**Extracted data entries:**
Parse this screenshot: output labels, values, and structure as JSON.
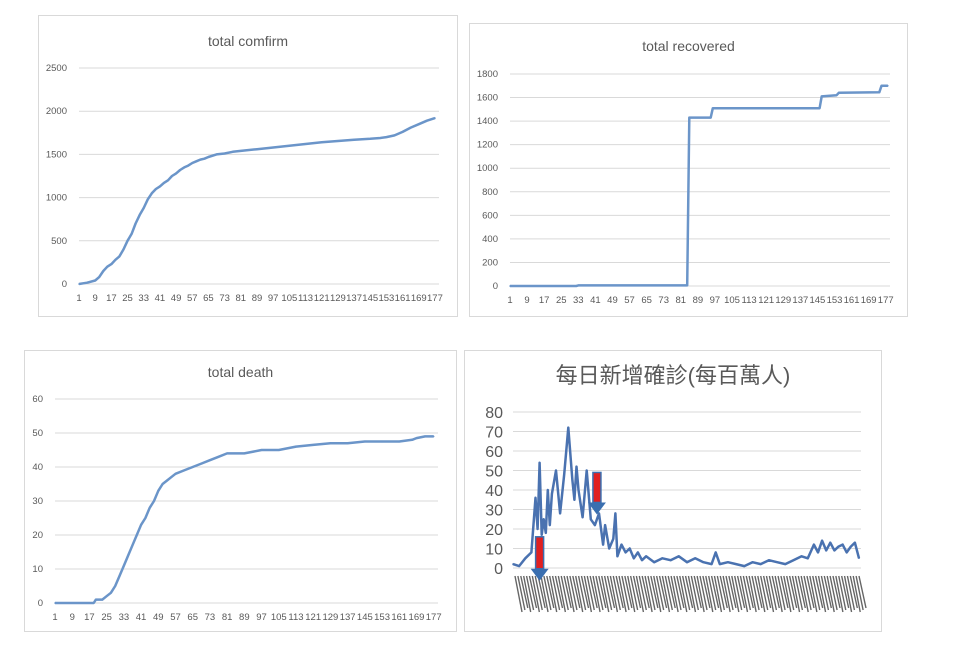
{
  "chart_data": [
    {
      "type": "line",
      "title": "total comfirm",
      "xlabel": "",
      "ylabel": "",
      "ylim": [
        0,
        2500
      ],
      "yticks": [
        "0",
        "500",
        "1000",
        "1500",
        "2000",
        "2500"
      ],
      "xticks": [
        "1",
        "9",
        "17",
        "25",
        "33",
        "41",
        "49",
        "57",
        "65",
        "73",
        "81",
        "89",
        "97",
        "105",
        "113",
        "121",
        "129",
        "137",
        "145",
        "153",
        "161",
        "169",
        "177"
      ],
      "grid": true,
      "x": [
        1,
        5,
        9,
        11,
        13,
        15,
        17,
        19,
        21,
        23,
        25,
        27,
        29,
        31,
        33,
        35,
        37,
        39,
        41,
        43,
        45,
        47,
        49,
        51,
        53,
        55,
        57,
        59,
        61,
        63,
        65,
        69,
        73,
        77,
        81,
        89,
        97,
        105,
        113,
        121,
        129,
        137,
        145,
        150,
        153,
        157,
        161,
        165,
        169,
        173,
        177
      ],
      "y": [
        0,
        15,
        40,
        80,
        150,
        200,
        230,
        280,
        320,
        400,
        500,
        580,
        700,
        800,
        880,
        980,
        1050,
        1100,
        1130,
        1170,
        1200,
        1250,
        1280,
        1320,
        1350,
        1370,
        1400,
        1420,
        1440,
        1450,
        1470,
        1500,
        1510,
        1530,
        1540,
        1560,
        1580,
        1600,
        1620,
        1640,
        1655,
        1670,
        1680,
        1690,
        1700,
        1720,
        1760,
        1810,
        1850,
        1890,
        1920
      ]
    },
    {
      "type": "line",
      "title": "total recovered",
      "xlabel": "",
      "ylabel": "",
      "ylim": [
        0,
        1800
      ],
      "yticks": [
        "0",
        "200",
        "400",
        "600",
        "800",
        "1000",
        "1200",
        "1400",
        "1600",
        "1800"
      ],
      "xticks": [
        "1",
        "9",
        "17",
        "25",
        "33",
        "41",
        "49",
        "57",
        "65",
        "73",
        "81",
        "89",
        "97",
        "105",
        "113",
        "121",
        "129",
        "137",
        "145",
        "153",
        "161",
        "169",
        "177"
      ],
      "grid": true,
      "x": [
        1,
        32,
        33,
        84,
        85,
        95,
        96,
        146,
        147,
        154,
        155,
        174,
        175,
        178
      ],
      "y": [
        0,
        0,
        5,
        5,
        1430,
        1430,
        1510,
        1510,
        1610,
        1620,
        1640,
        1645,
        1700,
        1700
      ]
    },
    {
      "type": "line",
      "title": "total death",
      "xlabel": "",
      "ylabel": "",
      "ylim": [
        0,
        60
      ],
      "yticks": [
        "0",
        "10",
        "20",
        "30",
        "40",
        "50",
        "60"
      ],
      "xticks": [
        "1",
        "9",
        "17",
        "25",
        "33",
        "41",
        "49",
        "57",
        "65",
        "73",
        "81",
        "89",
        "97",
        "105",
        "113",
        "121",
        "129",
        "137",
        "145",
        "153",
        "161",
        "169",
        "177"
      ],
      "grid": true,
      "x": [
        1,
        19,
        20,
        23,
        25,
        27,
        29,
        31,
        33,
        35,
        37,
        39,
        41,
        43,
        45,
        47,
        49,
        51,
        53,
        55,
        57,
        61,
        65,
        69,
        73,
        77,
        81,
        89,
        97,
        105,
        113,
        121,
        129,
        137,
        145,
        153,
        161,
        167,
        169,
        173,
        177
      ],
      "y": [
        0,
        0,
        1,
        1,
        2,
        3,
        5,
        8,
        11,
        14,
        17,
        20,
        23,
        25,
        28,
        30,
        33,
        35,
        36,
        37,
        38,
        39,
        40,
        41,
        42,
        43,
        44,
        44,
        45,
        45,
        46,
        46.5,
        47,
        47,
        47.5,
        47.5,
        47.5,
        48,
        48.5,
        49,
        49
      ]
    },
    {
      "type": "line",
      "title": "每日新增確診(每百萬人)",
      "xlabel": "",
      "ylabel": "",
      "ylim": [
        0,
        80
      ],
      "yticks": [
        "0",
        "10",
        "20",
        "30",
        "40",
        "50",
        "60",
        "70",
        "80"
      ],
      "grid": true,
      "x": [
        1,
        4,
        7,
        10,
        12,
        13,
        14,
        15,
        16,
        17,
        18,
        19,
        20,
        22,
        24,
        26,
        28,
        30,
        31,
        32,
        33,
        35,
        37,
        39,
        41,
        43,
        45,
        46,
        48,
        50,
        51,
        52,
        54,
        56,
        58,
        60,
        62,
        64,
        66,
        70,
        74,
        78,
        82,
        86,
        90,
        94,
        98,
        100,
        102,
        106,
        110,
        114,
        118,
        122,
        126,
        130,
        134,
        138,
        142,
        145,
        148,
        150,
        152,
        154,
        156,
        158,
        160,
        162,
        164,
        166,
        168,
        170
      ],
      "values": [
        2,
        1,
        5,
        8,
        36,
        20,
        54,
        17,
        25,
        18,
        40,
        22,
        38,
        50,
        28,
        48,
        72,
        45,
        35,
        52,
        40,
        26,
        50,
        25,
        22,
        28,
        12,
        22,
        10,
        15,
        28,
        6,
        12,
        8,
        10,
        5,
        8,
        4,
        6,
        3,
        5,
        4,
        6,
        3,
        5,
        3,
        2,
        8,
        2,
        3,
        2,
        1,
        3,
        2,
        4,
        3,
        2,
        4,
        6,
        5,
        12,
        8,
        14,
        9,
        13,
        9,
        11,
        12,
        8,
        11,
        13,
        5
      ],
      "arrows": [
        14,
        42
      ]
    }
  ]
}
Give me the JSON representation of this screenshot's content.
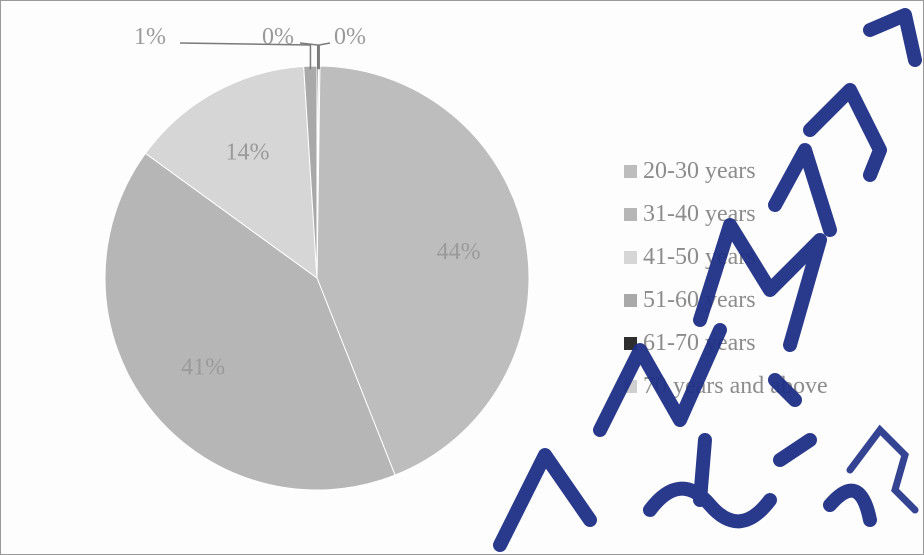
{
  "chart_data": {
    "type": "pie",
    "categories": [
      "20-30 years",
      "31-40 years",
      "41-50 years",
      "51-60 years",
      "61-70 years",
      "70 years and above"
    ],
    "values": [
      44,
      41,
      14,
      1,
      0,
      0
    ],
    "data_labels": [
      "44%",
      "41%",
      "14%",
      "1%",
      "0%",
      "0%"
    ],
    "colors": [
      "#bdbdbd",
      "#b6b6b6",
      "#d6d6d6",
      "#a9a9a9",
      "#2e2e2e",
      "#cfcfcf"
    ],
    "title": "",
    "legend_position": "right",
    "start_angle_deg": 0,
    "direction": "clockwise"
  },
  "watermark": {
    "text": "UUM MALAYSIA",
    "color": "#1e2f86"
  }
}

**Task instructions:** From the records above, pull out each line that has "screenshot".

**Correct response:**
Parse this screenshot: output labels, values, and structure as JSON.
Give me the JSON representation of this screenshot's content.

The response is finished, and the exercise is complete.